Output the material beneath exactly, leaving nothing out.

━━━ Records to process

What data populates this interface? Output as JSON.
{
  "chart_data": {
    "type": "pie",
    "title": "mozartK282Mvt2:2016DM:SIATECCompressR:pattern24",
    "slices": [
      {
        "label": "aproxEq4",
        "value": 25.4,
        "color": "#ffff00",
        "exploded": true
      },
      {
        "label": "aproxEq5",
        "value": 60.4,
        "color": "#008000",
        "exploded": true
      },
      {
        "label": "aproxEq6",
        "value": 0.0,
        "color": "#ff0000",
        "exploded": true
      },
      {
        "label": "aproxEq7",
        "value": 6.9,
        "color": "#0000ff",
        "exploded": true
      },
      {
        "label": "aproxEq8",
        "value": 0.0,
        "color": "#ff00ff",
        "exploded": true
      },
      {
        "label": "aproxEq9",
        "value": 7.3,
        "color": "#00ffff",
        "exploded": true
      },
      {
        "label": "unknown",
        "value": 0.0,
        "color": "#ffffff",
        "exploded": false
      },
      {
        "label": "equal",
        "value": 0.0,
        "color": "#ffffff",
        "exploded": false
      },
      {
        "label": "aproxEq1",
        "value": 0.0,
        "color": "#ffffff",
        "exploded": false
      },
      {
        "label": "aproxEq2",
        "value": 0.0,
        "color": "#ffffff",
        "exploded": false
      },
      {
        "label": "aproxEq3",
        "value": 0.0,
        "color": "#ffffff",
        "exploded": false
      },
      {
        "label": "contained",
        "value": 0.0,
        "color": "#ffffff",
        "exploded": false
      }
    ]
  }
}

━━━━━━

Problem solution
What data populates this interface? Output as JSON.
{
  "chart_data": {
    "type": "pie",
    "title": "mozartK282Mvt2:2016DM:SIATECCompressR:pattern24",
    "slices": [
      {
        "label": "aproxEq4",
        "value": 25.4,
        "color": "#ffff00",
        "exploded": true
      },
      {
        "label": "aproxEq5",
        "value": 60.4,
        "color": "#008000",
        "exploded": true
      },
      {
        "label": "aproxEq6",
        "value": 0.0,
        "color": "#ff0000",
        "exploded": true
      },
      {
        "label": "aproxEq7",
        "value": 6.9,
        "color": "#0000ff",
        "exploded": true
      },
      {
        "label": "aproxEq8",
        "value": 0.0,
        "color": "#ff00ff",
        "exploded": true
      },
      {
        "label": "aproxEq9",
        "value": 7.3,
        "color": "#00ffff",
        "exploded": true
      },
      {
        "label": "unknown",
        "value": 0.0,
        "color": "#ffffff",
        "exploded": false
      },
      {
        "label": "equal",
        "value": 0.0,
        "color": "#ffffff",
        "exploded": false
      },
      {
        "label": "aproxEq1",
        "value": 0.0,
        "color": "#ffffff",
        "exploded": false
      },
      {
        "label": "aproxEq2",
        "value": 0.0,
        "color": "#ffffff",
        "exploded": false
      },
      {
        "label": "aproxEq3",
        "value": 0.0,
        "color": "#ffffff",
        "exploded": false
      },
      {
        "label": "contained",
        "value": 0.0,
        "color": "#ffffff",
        "exploded": false
      }
    ]
  }
}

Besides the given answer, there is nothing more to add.